■ TASK TO COMPLETE
From the listing below, return each line that includes "spectrogram".

▬▬▬▬▬▬▬▬▬▬

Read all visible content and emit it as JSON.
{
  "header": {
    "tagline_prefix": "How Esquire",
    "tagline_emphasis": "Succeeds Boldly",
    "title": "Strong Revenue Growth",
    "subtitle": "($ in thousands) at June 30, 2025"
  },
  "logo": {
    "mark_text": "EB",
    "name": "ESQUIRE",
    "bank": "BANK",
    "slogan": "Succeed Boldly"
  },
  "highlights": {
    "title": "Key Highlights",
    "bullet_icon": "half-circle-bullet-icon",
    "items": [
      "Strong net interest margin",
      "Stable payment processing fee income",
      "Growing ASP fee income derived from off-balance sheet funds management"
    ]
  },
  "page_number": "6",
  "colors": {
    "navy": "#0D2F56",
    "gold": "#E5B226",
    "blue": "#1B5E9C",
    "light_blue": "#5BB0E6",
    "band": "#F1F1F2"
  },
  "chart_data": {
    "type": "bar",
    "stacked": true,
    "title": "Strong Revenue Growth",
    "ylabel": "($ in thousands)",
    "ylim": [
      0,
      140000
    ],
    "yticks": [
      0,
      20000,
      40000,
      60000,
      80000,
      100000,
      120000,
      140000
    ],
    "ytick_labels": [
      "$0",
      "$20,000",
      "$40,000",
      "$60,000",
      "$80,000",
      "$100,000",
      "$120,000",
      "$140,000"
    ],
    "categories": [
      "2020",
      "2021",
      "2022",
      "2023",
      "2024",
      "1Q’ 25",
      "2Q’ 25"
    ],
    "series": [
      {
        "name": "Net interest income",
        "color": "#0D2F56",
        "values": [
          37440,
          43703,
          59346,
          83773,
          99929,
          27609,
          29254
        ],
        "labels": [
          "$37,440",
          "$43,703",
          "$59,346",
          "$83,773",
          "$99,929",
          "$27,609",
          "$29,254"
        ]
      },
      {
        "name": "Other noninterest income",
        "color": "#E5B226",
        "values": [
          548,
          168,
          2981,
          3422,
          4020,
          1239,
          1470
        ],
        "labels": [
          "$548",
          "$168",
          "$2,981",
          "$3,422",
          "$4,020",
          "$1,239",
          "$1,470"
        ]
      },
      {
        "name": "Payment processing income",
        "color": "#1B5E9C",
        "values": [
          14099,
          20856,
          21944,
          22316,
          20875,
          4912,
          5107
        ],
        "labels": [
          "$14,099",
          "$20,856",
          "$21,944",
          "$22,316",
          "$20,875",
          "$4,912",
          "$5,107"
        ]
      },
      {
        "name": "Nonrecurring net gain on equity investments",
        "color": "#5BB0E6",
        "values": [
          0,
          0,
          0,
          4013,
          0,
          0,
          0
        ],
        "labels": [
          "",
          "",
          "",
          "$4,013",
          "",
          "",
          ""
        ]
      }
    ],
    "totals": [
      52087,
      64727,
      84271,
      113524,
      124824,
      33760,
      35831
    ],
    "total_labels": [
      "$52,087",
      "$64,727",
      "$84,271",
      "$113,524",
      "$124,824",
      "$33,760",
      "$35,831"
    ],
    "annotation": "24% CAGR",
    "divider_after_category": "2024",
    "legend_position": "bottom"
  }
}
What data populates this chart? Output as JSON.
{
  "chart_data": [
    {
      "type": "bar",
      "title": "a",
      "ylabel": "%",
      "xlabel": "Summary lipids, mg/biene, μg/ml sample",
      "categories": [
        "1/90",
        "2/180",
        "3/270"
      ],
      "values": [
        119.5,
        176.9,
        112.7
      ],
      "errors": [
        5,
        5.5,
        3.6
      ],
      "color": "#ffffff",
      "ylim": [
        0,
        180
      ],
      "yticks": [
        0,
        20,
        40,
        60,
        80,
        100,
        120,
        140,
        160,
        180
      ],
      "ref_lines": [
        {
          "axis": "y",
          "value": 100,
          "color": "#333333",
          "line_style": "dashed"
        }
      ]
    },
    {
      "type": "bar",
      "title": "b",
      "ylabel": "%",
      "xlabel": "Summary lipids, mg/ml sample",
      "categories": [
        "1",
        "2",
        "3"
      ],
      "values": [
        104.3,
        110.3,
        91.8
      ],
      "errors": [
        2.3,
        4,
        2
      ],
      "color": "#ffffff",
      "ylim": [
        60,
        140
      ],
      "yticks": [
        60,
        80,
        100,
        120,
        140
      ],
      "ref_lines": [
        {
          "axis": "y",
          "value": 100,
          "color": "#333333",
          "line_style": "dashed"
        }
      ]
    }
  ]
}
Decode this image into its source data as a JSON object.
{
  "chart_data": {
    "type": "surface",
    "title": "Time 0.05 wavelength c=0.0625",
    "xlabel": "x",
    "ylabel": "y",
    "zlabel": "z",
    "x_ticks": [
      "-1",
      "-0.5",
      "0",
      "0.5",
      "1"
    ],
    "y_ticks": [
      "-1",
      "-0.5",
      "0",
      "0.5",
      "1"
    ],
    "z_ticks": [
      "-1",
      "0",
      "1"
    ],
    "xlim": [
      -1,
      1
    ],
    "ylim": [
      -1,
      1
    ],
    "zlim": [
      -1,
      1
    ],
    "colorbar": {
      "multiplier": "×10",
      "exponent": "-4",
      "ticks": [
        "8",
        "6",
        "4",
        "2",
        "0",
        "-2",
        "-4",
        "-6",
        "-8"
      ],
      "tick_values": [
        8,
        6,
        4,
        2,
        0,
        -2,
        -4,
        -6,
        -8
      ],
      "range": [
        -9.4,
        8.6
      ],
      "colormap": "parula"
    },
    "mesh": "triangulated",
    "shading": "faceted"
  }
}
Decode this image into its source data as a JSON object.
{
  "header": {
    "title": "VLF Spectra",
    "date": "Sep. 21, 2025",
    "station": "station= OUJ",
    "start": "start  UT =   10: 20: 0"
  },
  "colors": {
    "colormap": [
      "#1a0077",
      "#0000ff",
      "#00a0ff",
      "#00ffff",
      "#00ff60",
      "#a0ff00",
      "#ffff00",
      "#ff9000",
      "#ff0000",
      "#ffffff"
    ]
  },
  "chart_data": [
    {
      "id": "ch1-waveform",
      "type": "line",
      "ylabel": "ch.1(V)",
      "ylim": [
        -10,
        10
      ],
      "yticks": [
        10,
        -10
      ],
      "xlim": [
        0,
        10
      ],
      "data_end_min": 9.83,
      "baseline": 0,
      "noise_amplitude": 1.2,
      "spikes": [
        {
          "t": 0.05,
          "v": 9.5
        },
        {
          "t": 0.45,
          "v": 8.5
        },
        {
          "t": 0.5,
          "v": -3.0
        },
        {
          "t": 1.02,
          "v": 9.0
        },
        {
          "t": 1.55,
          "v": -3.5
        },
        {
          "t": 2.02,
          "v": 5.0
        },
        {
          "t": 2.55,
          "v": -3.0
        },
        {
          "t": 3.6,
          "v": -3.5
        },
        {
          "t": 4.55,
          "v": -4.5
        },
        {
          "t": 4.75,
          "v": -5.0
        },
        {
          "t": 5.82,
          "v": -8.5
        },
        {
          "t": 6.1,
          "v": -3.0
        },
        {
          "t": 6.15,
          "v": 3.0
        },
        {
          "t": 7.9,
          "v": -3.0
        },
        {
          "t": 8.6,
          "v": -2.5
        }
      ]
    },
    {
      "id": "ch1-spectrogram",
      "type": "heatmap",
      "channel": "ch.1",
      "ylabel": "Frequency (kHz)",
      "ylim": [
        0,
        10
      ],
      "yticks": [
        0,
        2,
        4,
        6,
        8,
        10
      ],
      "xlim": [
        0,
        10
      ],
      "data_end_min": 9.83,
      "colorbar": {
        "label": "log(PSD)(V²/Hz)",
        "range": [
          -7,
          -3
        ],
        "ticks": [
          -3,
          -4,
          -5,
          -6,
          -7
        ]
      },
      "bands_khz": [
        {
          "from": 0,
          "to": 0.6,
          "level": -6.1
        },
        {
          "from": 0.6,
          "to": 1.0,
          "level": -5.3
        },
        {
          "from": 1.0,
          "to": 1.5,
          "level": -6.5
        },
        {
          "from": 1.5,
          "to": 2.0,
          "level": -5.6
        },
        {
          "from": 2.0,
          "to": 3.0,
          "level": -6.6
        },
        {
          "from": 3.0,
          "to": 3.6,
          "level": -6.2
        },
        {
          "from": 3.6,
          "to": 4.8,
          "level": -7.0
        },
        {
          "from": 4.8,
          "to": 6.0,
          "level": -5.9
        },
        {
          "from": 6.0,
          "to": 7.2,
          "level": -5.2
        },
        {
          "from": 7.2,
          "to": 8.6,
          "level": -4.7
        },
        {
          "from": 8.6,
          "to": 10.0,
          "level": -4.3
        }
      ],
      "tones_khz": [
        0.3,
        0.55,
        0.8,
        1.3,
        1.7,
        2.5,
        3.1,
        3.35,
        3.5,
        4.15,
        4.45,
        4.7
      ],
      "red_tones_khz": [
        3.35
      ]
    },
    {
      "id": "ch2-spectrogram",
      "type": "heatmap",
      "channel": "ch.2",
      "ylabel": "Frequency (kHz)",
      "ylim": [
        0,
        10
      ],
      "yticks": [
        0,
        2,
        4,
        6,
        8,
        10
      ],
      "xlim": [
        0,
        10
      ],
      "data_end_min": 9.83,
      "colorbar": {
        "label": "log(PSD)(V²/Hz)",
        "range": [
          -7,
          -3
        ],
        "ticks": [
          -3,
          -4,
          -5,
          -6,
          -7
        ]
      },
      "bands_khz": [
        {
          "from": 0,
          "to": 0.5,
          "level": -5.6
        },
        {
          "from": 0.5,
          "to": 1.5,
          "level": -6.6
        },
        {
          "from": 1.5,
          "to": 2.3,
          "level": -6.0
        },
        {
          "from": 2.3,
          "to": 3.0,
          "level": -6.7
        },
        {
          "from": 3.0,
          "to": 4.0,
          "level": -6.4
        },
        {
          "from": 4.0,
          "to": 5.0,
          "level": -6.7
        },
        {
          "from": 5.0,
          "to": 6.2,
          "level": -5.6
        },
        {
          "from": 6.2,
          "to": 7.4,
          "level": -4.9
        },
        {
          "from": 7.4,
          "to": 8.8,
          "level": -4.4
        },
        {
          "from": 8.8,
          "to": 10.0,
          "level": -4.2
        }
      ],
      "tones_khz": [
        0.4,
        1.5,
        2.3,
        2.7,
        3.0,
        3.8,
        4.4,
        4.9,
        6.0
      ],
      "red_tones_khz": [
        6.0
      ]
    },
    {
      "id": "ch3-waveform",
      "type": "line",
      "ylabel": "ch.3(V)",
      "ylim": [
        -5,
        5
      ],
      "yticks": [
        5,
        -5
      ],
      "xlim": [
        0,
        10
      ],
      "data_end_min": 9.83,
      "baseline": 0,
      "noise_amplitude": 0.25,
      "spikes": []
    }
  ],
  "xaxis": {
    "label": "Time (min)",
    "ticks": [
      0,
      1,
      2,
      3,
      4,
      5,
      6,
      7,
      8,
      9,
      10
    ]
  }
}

▬▬▬▬▬▬▬▬▬▬

■ FULL RESPONSE
      "id": "ch1-spectrogram",
      "id": "ch2-spectrogram",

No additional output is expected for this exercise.